■ PROBLEM
Identify the lines that contain the string "Первоклассники" and copy all of them.
━━━━━ MATERIAL PROVIDED
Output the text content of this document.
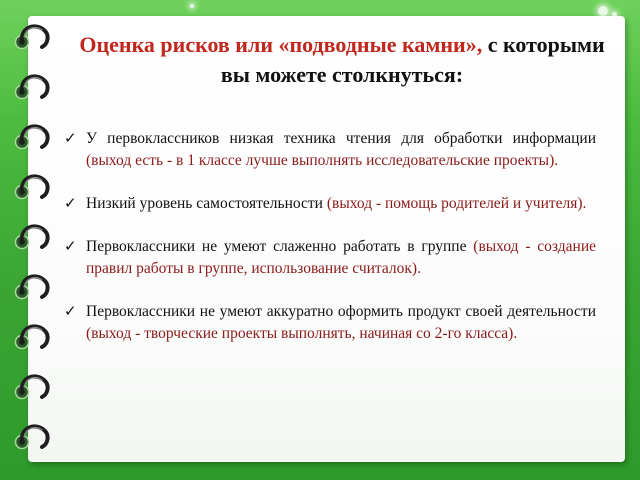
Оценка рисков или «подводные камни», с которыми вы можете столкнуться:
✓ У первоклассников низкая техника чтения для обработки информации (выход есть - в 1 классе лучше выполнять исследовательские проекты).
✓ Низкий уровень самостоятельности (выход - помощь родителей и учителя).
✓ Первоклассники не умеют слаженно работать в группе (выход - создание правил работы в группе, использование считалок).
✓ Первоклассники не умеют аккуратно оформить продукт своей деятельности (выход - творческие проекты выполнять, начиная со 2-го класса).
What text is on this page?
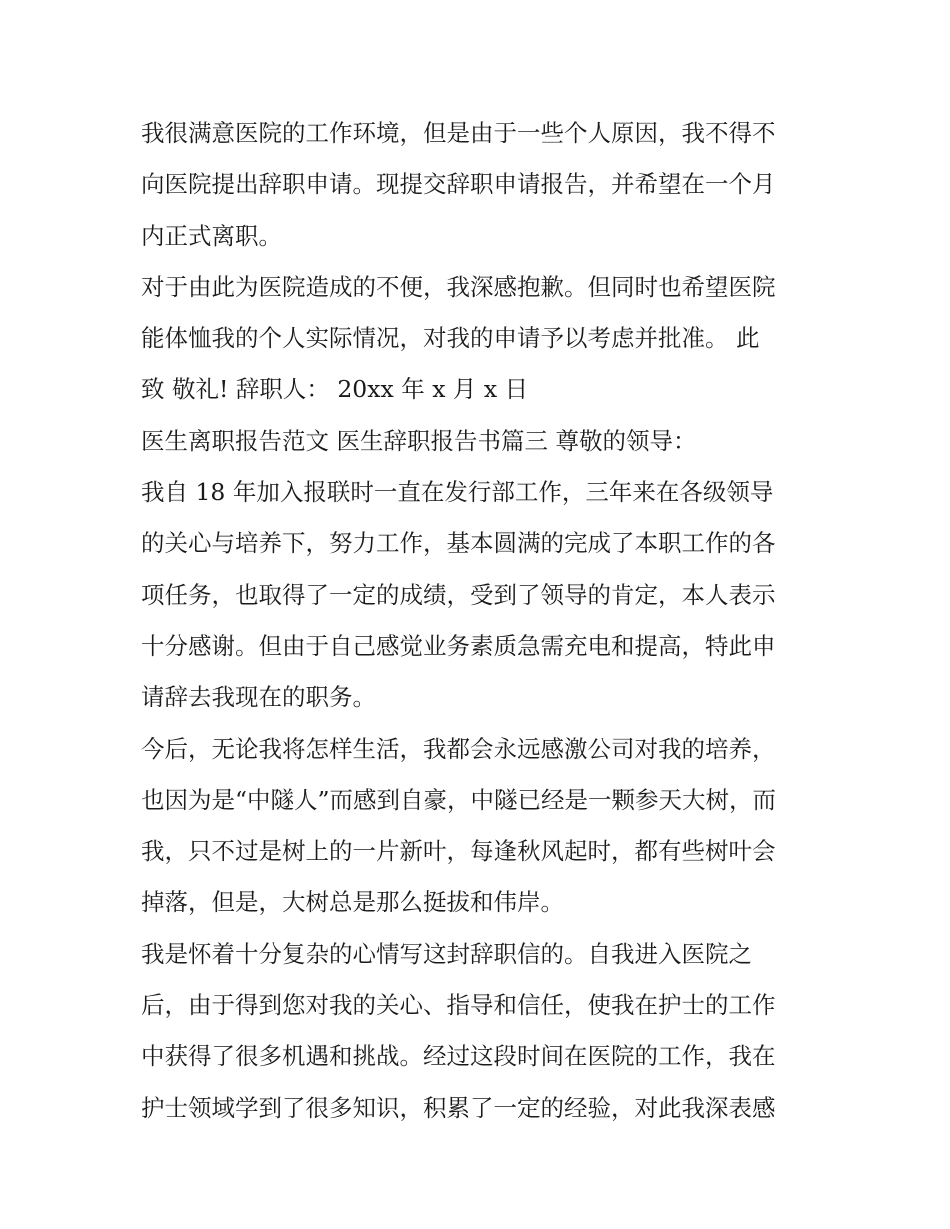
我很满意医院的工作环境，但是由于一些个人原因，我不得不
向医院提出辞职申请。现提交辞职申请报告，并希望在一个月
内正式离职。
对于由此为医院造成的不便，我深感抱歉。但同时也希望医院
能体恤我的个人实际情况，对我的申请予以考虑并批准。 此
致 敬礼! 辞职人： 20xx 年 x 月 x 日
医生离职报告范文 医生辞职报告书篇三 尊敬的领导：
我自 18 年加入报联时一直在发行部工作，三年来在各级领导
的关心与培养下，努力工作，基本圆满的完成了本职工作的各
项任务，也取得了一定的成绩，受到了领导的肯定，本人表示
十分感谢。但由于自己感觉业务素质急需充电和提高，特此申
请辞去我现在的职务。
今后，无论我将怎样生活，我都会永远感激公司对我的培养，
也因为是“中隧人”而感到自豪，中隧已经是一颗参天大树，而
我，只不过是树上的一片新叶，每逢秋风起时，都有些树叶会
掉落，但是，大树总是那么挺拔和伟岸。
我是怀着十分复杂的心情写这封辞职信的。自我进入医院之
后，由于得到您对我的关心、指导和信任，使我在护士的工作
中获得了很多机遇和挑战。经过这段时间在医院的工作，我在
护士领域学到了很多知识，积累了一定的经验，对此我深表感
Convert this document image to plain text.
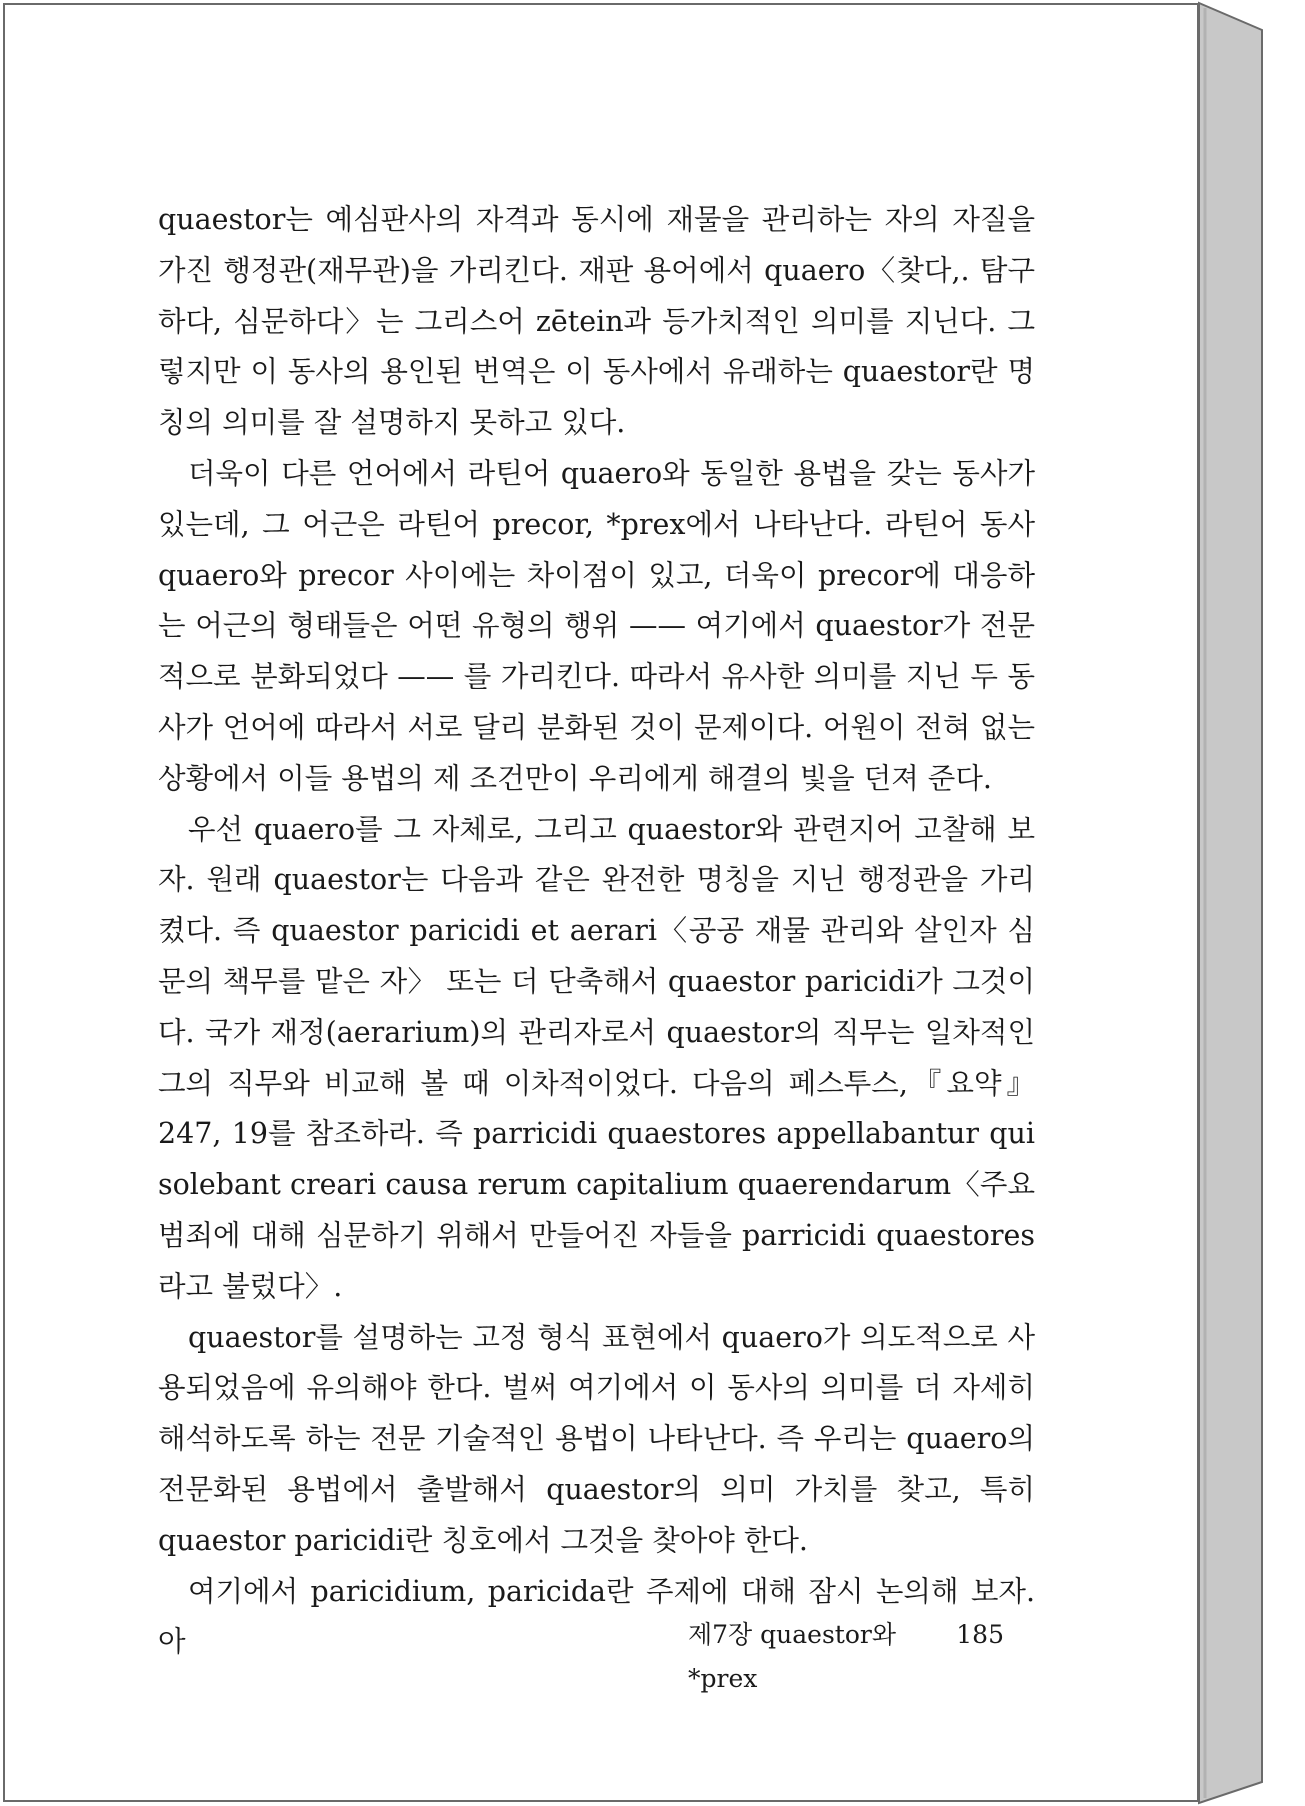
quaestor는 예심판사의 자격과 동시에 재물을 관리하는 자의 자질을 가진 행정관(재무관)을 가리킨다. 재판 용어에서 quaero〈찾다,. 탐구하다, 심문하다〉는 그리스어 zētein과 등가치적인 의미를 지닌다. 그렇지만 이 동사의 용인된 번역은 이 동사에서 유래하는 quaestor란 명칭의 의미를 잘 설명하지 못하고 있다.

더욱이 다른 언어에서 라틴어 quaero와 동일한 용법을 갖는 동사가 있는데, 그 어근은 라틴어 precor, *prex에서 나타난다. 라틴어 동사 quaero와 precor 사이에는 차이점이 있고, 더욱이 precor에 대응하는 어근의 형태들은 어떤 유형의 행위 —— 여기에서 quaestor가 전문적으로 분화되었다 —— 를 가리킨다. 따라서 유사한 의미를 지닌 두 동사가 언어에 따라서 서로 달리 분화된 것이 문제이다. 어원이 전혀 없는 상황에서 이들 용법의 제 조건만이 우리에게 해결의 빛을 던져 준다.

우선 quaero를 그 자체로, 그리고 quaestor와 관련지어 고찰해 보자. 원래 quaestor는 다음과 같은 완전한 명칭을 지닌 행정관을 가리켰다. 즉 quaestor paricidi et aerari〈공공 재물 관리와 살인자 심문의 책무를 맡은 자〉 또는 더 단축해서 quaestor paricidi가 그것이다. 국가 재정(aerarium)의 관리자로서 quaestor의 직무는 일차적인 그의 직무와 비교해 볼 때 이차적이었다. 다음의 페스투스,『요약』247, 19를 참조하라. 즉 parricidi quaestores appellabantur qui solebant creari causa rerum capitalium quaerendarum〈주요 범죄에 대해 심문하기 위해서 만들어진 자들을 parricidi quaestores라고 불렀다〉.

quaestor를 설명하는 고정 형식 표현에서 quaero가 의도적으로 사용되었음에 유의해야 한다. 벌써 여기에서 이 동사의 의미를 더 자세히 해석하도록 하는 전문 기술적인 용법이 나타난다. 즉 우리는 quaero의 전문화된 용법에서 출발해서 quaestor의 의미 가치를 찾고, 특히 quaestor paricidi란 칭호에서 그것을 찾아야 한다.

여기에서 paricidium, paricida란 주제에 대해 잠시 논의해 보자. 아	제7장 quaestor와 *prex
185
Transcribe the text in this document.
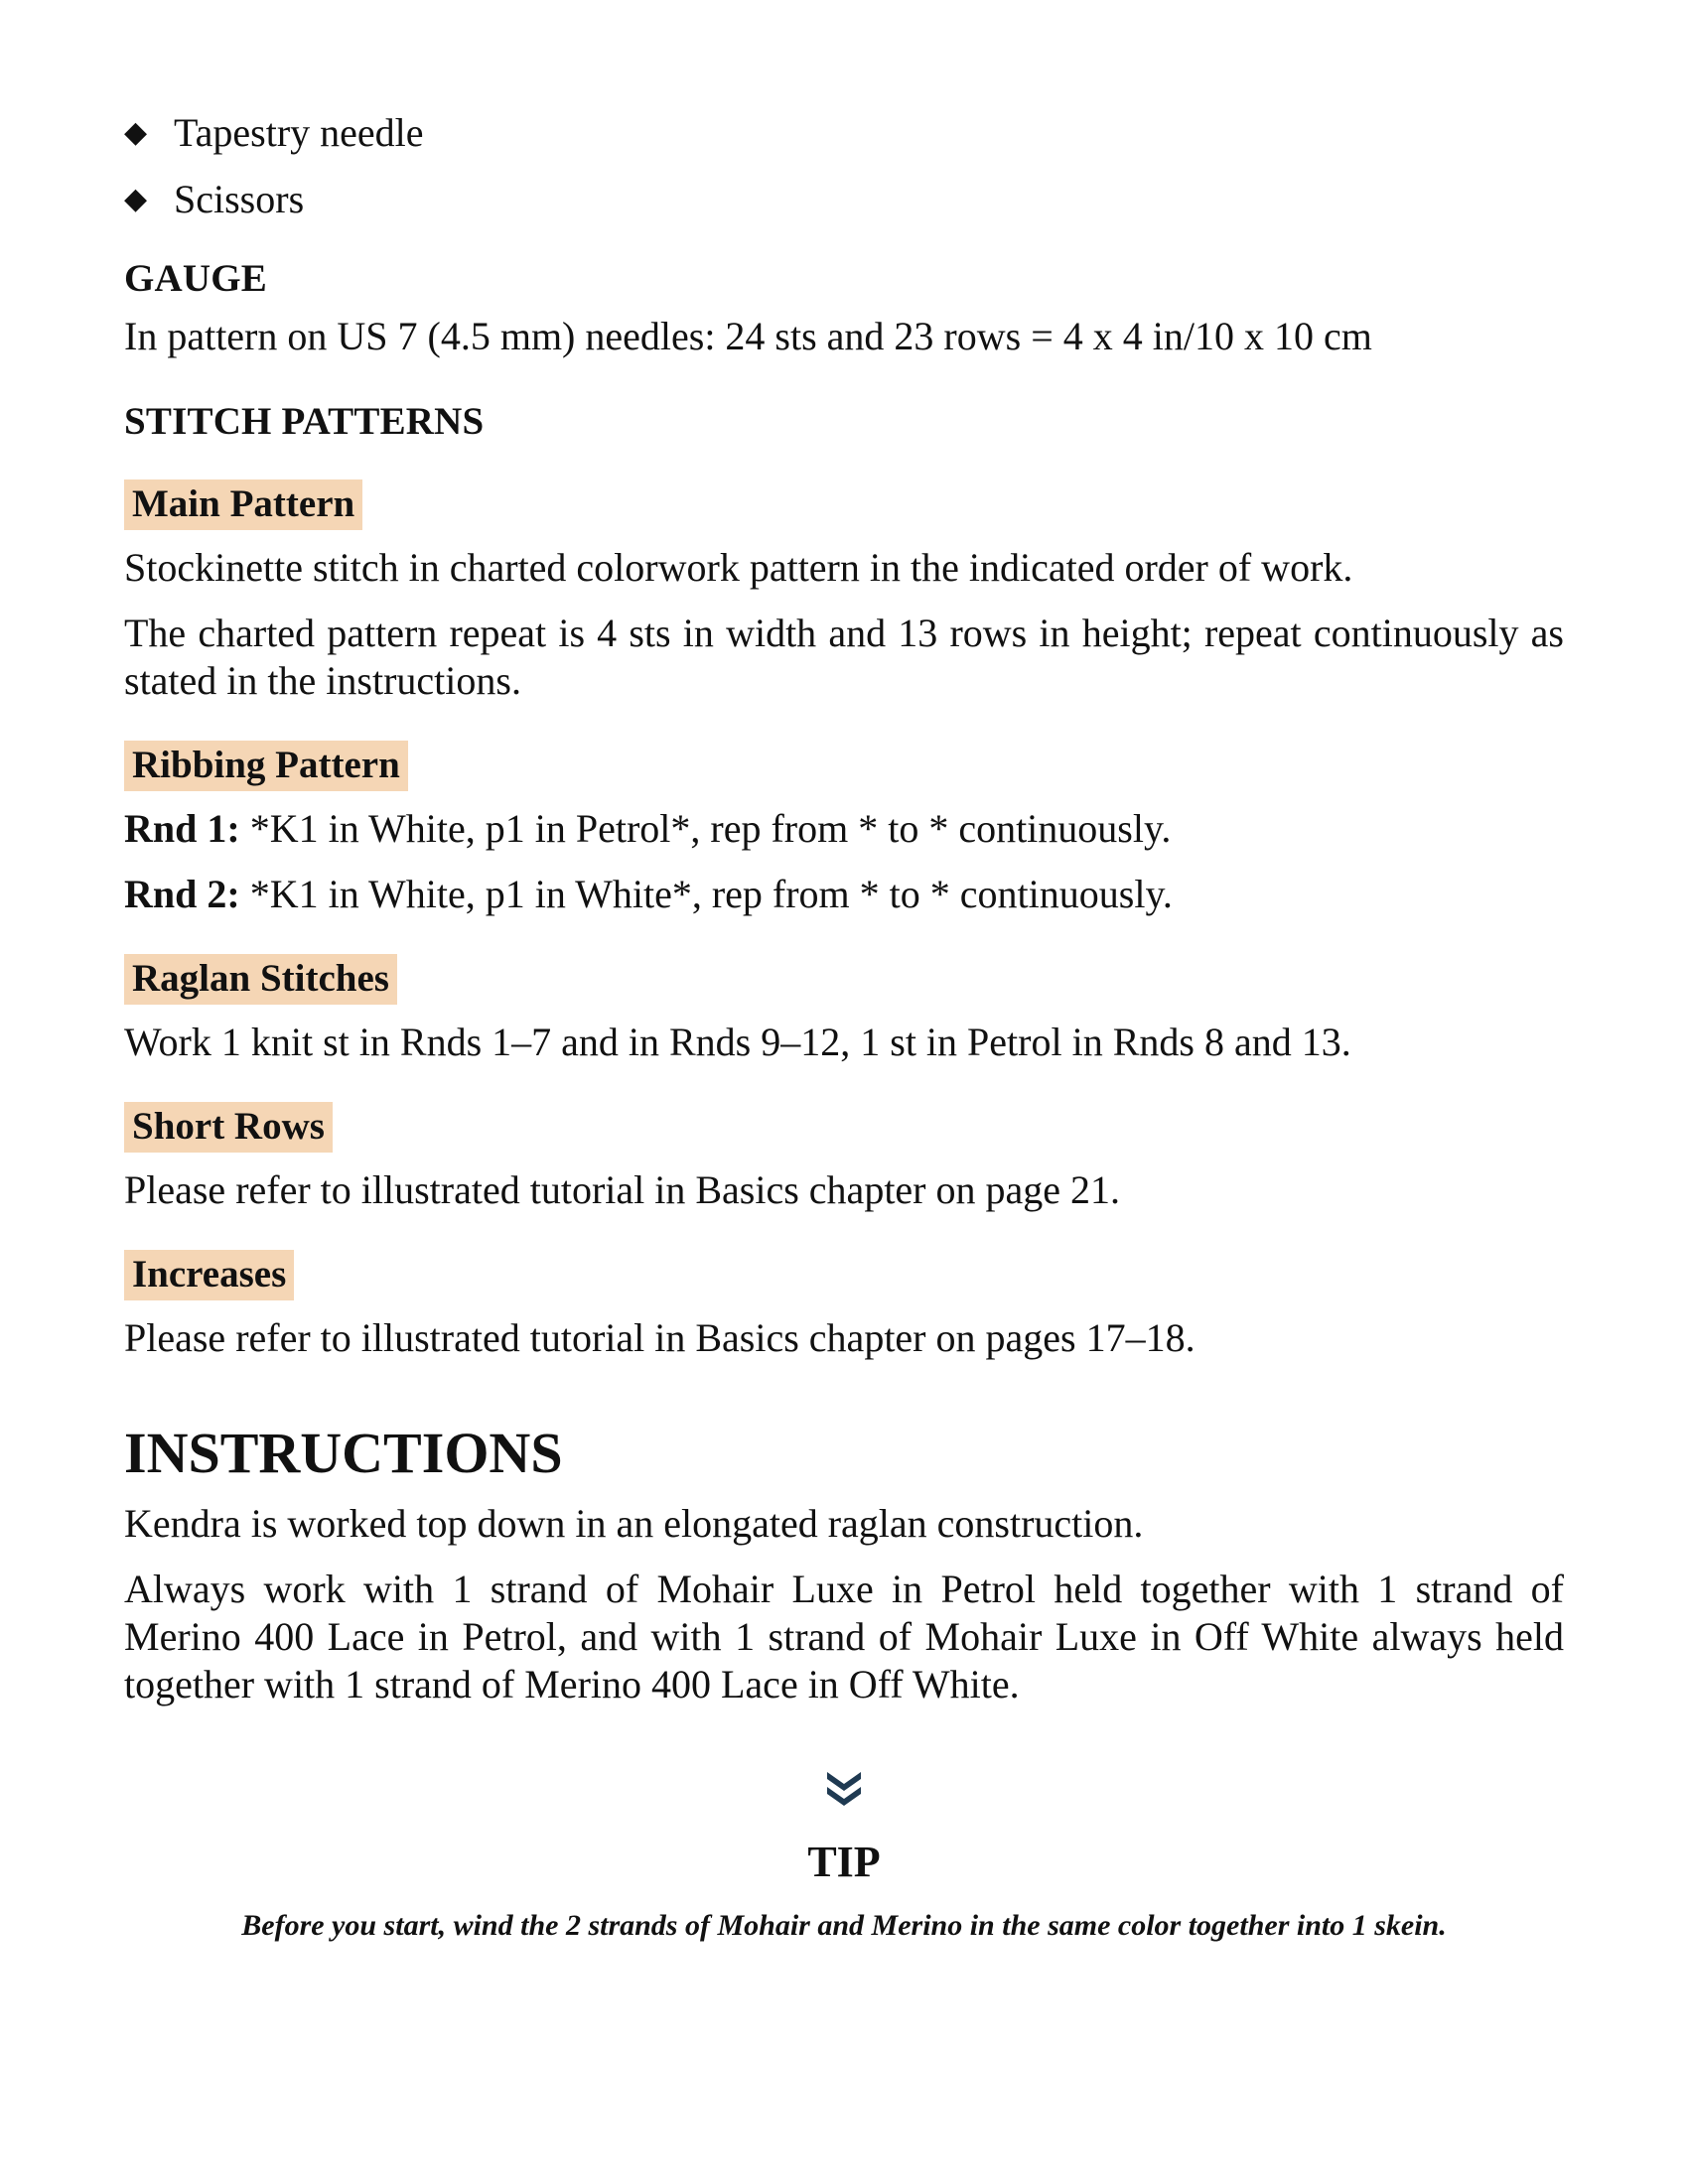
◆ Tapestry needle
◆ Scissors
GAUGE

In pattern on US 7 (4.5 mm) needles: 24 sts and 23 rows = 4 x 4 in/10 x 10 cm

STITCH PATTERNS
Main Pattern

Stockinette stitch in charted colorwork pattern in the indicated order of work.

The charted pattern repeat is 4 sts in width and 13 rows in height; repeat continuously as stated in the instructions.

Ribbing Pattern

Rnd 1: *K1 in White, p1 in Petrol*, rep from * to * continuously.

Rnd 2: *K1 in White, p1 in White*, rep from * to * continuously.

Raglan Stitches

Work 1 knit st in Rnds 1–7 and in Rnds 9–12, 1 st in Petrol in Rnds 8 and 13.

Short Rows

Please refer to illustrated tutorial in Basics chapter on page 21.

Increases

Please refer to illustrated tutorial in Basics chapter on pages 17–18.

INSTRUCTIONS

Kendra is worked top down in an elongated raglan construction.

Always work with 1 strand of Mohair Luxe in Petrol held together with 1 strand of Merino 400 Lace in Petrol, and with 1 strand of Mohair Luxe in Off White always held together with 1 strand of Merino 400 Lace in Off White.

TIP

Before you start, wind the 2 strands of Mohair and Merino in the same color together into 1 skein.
━━━━━━━━━━
■ WRITTEN SOLUTION
✓ Первоклассники не умеют слаженно работать в группе (выход - создание правил работы в группе, использование считалок).
✓ Первоклассники не умеют аккуратно оформить продукт своей деятельности (выход - творческие проекты выполнять, начиная со 2-го класса).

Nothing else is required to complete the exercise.